- [EXERCISE AIM]: Work through the data line by line, gathering every line that has the word "name".

- [EXERCISE MATERIAL]:
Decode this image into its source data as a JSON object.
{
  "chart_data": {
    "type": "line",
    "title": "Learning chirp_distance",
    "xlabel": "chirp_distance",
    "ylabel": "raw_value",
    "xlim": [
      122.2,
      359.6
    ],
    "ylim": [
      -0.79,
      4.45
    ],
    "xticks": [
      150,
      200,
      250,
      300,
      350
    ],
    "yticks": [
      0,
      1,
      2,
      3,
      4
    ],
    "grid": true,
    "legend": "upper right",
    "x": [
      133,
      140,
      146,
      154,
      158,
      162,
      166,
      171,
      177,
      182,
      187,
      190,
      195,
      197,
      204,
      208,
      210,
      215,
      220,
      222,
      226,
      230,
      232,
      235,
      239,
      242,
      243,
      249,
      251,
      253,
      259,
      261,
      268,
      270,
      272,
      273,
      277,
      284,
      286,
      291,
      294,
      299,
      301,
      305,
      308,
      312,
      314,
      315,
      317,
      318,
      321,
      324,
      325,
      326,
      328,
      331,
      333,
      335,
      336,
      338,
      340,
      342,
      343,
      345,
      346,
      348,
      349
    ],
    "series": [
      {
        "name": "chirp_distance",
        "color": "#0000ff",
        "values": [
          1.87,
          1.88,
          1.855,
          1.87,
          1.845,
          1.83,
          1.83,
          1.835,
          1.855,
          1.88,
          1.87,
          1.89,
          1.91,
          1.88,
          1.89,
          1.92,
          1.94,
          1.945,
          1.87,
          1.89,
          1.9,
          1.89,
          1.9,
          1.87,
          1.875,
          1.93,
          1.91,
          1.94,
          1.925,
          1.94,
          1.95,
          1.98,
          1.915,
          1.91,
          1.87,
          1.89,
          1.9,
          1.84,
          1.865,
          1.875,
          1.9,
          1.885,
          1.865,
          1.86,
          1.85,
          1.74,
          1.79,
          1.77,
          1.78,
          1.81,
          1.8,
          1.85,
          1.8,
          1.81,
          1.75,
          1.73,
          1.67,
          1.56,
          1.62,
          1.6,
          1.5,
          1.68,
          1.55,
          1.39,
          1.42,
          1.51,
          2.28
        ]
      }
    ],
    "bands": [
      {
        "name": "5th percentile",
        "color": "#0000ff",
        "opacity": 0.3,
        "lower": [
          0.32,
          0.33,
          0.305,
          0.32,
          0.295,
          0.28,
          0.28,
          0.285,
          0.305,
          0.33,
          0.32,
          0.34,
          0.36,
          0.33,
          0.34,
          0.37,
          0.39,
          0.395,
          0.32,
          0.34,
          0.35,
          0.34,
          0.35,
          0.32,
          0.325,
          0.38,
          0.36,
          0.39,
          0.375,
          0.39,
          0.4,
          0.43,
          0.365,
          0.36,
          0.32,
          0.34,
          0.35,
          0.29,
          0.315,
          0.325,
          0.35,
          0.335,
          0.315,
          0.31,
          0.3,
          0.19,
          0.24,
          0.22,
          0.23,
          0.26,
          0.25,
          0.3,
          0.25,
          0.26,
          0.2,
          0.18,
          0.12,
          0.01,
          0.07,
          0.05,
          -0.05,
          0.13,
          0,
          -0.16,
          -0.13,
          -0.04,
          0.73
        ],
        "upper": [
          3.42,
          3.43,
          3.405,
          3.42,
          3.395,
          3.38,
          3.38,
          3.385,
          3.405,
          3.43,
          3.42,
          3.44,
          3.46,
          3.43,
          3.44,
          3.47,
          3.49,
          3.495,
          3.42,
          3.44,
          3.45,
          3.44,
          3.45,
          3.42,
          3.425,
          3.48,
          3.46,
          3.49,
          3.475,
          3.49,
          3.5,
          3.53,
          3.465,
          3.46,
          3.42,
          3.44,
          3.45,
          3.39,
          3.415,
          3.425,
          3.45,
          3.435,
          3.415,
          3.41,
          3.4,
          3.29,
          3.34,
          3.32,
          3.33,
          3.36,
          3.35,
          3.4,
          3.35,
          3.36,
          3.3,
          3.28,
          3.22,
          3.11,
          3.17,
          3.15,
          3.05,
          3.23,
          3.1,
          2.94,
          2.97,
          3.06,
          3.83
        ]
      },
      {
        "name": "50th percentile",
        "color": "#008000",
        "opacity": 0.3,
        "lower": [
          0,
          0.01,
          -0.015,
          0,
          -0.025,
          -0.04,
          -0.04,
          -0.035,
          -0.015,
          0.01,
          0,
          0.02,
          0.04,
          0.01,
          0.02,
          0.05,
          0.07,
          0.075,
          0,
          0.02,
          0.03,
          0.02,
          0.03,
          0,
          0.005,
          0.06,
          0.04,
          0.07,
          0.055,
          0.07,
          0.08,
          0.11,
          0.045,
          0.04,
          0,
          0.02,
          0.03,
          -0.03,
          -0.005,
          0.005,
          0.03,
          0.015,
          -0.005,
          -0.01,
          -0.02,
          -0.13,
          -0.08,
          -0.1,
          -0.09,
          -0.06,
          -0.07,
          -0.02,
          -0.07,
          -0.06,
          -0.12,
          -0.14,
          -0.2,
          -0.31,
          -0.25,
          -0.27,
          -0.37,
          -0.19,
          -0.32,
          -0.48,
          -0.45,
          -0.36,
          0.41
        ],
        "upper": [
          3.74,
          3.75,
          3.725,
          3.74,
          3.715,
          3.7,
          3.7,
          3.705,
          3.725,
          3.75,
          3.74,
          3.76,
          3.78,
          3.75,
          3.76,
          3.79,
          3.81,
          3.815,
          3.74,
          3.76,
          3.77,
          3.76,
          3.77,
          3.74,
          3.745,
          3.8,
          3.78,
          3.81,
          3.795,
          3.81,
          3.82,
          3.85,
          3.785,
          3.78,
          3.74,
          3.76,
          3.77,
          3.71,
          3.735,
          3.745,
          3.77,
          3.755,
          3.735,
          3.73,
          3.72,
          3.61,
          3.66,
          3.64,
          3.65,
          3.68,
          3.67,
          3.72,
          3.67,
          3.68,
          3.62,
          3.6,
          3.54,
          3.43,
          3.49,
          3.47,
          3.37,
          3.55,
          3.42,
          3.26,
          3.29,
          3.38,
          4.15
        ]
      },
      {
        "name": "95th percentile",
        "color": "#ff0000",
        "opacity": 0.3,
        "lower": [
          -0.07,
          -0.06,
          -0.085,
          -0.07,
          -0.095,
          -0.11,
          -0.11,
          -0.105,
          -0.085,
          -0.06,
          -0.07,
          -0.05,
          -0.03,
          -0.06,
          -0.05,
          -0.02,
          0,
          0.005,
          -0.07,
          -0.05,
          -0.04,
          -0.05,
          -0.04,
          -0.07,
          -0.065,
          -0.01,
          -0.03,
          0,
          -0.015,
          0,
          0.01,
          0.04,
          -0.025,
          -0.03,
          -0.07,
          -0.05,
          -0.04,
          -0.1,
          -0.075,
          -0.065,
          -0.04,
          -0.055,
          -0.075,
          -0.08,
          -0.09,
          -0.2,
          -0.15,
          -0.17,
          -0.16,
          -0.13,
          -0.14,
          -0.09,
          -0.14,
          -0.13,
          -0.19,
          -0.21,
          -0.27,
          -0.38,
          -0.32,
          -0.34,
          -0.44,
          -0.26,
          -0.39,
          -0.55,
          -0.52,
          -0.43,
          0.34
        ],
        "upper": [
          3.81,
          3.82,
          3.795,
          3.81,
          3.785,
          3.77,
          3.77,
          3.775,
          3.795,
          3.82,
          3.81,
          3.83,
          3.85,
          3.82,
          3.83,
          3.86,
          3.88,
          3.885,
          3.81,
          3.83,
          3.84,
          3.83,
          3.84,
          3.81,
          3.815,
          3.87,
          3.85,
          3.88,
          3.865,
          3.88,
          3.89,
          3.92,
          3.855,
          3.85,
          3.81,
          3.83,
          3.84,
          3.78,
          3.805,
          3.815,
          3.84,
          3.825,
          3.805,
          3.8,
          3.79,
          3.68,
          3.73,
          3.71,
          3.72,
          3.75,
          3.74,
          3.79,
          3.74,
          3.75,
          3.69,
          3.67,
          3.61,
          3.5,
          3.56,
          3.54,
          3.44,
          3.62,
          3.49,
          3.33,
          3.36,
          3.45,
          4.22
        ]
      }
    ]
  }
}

- [TASK ANSWER]:
        "name": "chirp_distance",
        "name": "5th percentile",
        "name": "50th percentile",
        "name": "95th percentile",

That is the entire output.